CHALLENGE
From the entries below, copy every line holding the word "Enter".
╭─ EXTRACTED INFORMATION
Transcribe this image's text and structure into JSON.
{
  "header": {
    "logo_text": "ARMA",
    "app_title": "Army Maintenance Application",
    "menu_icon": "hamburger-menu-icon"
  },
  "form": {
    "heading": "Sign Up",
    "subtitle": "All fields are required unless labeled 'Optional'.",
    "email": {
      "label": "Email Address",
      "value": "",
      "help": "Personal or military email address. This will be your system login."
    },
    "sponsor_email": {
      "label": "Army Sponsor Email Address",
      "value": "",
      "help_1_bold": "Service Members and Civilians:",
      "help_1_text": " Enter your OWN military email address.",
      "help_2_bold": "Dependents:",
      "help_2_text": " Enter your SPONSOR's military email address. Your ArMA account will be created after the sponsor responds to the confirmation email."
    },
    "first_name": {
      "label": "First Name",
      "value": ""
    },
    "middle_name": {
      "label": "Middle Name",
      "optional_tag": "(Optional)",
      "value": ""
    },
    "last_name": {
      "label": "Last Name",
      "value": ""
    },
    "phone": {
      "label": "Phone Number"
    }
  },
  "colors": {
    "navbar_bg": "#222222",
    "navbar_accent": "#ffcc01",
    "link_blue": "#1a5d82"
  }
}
╰─
THE REPLY
      "help_1_text": " Enter your OWN military email address.",
      "help_2_text": " Enter your SPONSOR's military email address. Your ArMA account will be created after the sponsor responds to the confirmation email."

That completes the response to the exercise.